(Records from a dataset)
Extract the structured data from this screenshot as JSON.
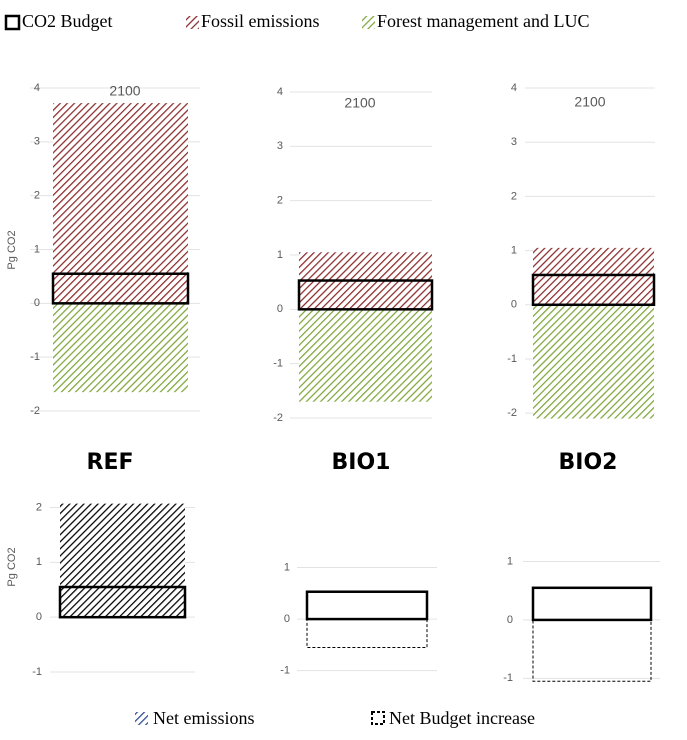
{
  "chart_data": [
    {
      "type": "bar",
      "title": "REF",
      "annotation": "2100",
      "ylabel": "Pg CO2",
      "ylim": [
        -2,
        4
      ],
      "yticks": [
        -2,
        -1,
        0,
        1,
        2,
        3,
        4
      ],
      "grid": true,
      "series": [
        {
          "name": "CO2 Budget",
          "color": "#000000",
          "style": "outline",
          "values": [
            0.55
          ]
        },
        {
          "name": "Fossil emissions",
          "color": "#8b2a2a",
          "style": "hatch",
          "values": [
            3.72
          ]
        },
        {
          "name": "Forest management and LUC",
          "color": "#7ea63a",
          "style": "hatch",
          "values": [
            -1.65
          ]
        }
      ]
    },
    {
      "type": "bar",
      "title": "BIO1",
      "annotation": "2100",
      "ylim": [
        -2,
        4
      ],
      "yticks": [
        -2,
        -1,
        0,
        1,
        2,
        3,
        4
      ],
      "grid": true,
      "series": [
        {
          "name": "CO2 Budget",
          "color": "#000000",
          "style": "outline",
          "values": [
            0.53
          ]
        },
        {
          "name": "Fossil emissions",
          "color": "#8b2a2a",
          "style": "hatch",
          "values": [
            1.05
          ]
        },
        {
          "name": "Forest management and LUC",
          "color": "#7ea63a",
          "style": "hatch",
          "values": [
            -1.7
          ]
        }
      ]
    },
    {
      "type": "bar",
      "title": "BIO2",
      "annotation": "2100",
      "ylim": [
        -2.2,
        4
      ],
      "yticks": [
        -2,
        -1,
        0,
        1,
        2,
        3,
        4
      ],
      "grid": true,
      "series": [
        {
          "name": "CO2 Budget",
          "color": "#000000",
          "style": "outline",
          "values": [
            0.55
          ]
        },
        {
          "name": "Fossil emissions",
          "color": "#8b2a2a",
          "style": "hatch",
          "values": [
            1.05
          ]
        },
        {
          "name": "Forest management and LUC",
          "color": "#7ea63a",
          "style": "hatch",
          "values": [
            -2.1
          ]
        }
      ]
    },
    {
      "type": "bar",
      "ylabel": "Pg CO2",
      "ylim": [
        -1.2,
        2.1
      ],
      "yticks": [
        -1,
        0,
        1,
        2
      ],
      "grid": true,
      "series": [
        {
          "name": "CO2 Budget",
          "color": "#000000",
          "style": "outline",
          "values": [
            0.55
          ]
        },
        {
          "name": "Net emissions",
          "color": "#000000",
          "style": "hatch",
          "values": [
            2.07
          ]
        }
      ]
    },
    {
      "type": "bar",
      "ylim": [
        -1.2,
        1.3
      ],
      "yticks": [
        -1,
        0,
        1
      ],
      "grid": true,
      "series": [
        {
          "name": "CO2 Budget",
          "color": "#000000",
          "style": "outline",
          "values": [
            0.53
          ]
        },
        {
          "name": "Net Budget increase",
          "color": "#000000",
          "style": "dashed",
          "values": [
            -0.55
          ]
        }
      ]
    },
    {
      "type": "bar",
      "ylim": [
        -1.2,
        1.3
      ],
      "yticks": [
        -1,
        0,
        1
      ],
      "grid": true,
      "series": [
        {
          "name": "CO2 Budget",
          "color": "#000000",
          "style": "outline",
          "values": [
            0.55
          ]
        },
        {
          "name": "Net Budget increase",
          "color": "#000000",
          "style": "dashed",
          "values": [
            -1.05
          ]
        }
      ]
    }
  ]
}
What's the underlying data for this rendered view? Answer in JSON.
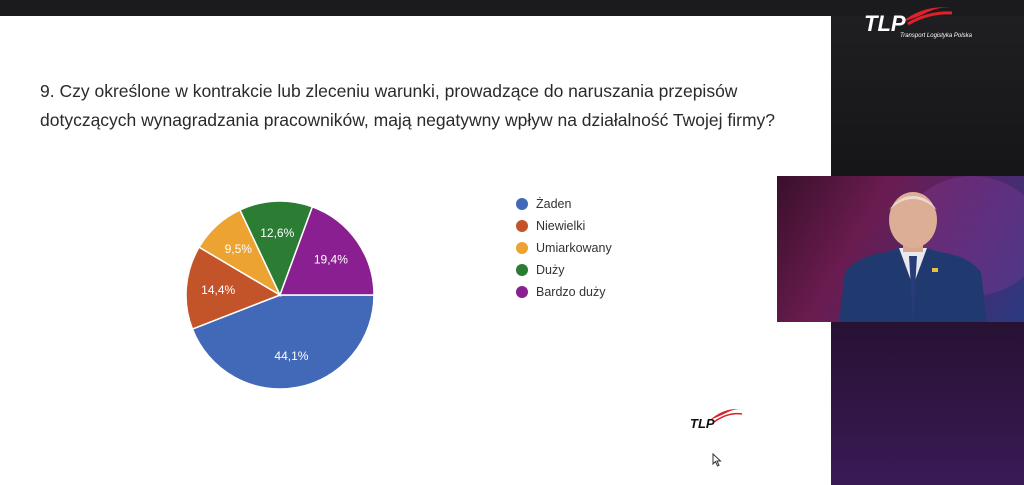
{
  "slide": {
    "question": "9. Czy określone w kontrakcie lub zleceniu warunki, prowadzące do naruszania przepisów\ndotyczących wynagradzania pracowników, mają negatywny wpływ na działalność Twojej firmy?"
  },
  "branding": {
    "logo_text": "TLP",
    "logo_subtitle": "Transport Logistyka Polska"
  },
  "chart_data": {
    "type": "pie",
    "legend_position": "right",
    "slices": [
      {
        "label": "Żaden",
        "value": 44.1,
        "display": "44,1%",
        "color": "#4169b8"
      },
      {
        "label": "Niewielki",
        "value": 14.4,
        "display": "14,4%",
        "color": "#c3542a"
      },
      {
        "label": "Umiarkowany",
        "value": 9.5,
        "display": "9,5%",
        "color": "#eda331"
      },
      {
        "label": "Duży",
        "value": 12.6,
        "display": "12,6%",
        "color": "#2c7c34"
      },
      {
        "label": "Bardzo duży",
        "value": 19.4,
        "display": "19,4%",
        "color": "#8a1f91"
      }
    ]
  }
}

**AIM**
Reproduce the records verbatim, omitting all images they contain.

**ANSWER**
Extract the structured data from this screenshot as JSON.
{
  "chart_data": [
    {
      "type": "bar",
      "title": "REF",
      "annotation": "2100",
      "ylabel": "Pg CO2",
      "ylim": [
        -2,
        4
      ],
      "yticks": [
        -2,
        -1,
        0,
        1,
        2,
        3,
        4
      ],
      "grid": true,
      "series": [
        {
          "name": "CO2 Budget",
          "color": "#000000",
          "style": "outline",
          "values": [
            0.55
          ]
        },
        {
          "name": "Fossil emissions",
          "color": "#8b2a2a",
          "style": "hatch",
          "values": [
            3.72
          ]
        },
        {
          "name": "Forest management and LUC",
          "color": "#7ea63a",
          "style": "hatch",
          "values": [
            -1.65
          ]
        }
      ]
    },
    {
      "type": "bar",
      "title": "BIO1",
      "annotation": "2100",
      "ylim": [
        -2,
        4
      ],
      "yticks": [
        -2,
        -1,
        0,
        1,
        2,
        3,
        4
      ],
      "grid": true,
      "series": [
        {
          "name": "CO2 Budget",
          "color": "#000000",
          "style": "outline",
          "values": [
            0.53
          ]
        },
        {
          "name": "Fossil emissions",
          "color": "#8b2a2a",
          "style": "hatch",
          "values": [
            1.05
          ]
        },
        {
          "name": "Forest management and LUC",
          "color": "#7ea63a",
          "style": "hatch",
          "values": [
            -1.7
          ]
        }
      ]
    },
    {
      "type": "bar",
      "title": "BIO2",
      "annotation": "2100",
      "ylim": [
        -2.2,
        4
      ],
      "yticks": [
        -2,
        -1,
        0,
        1,
        2,
        3,
        4
      ],
      "grid": true,
      "series": [
        {
          "name": "CO2 Budget",
          "color": "#000000",
          "style": "outline",
          "values": [
            0.55
          ]
        },
        {
          "name": "Fossil emissions",
          "color": "#8b2a2a",
          "style": "hatch",
          "values": [
            1.05
          ]
        },
        {
          "name": "Forest management and LUC",
          "color": "#7ea63a",
          "style": "hatch",
          "values": [
            -2.1
          ]
        }
      ]
    },
    {
      "type": "bar",
      "ylabel": "Pg CO2",
      "ylim": [
        -1.2,
        2.1
      ],
      "yticks": [
        -1,
        0,
        1,
        2
      ],
      "grid": true,
      "series": [
        {
          "name": "CO2 Budget",
          "color": "#000000",
          "style": "outline",
          "values": [
            0.55
          ]
        },
        {
          "name": "Net emissions",
          "color": "#000000",
          "style": "hatch",
          "values": [
            2.07
          ]
        }
      ]
    },
    {
      "type": "bar",
      "ylim": [
        -1.2,
        1.3
      ],
      "yticks": [
        -1,
        0,
        1
      ],
      "grid": true,
      "series": [
        {
          "name": "CO2 Budget",
          "color": "#000000",
          "style": "outline",
          "values": [
            0.53
          ]
        },
        {
          "name": "Net Budget increase",
          "color": "#000000",
          "style": "dashed",
          "values": [
            -0.55
          ]
        }
      ]
    },
    {
      "type": "bar",
      "ylim": [
        -1.2,
        1.3
      ],
      "yticks": [
        -1,
        0,
        1
      ],
      "grid": true,
      "series": [
        {
          "name": "CO2 Budget",
          "color": "#000000",
          "style": "outline",
          "values": [
            0.55
          ]
        },
        {
          "name": "Net Budget increase",
          "color": "#000000",
          "style": "dashed",
          "values": [
            -1.05
          ]
        }
      ]
    }
  ]
}
What's the underlying data for this rendered view? Answer in JSON.
{
  "slide": {
    "question": "9. Czy określone w kontrakcie lub zleceniu warunki, prowadzące do naruszania przepisów\ndotyczących wynagradzania pracowników, mają negatywny wpływ na działalność Twojej firmy?"
  },
  "branding": {
    "logo_text": "TLP",
    "logo_subtitle": "Transport Logistyka Polska"
  },
  "chart_data": {
    "type": "pie",
    "legend_position": "right",
    "slices": [
      {
        "label": "Żaden",
        "value": 44.1,
        "display": "44,1%",
        "color": "#4169b8"
      },
      {
        "label": "Niewielki",
        "value": 14.4,
        "display": "14,4%",
        "color": "#c3542a"
      },
      {
        "label": "Umiarkowany",
        "value": 9.5,
        "display": "9,5%",
        "color": "#eda331"
      },
      {
        "label": "Duży",
        "value": 12.6,
        "display": "12,6%",
        "color": "#2c7c34"
      },
      {
        "label": "Bardzo duży",
        "value": 19.4,
        "display": "19,4%",
        "color": "#8a1f91"
      }
    ]
  }
}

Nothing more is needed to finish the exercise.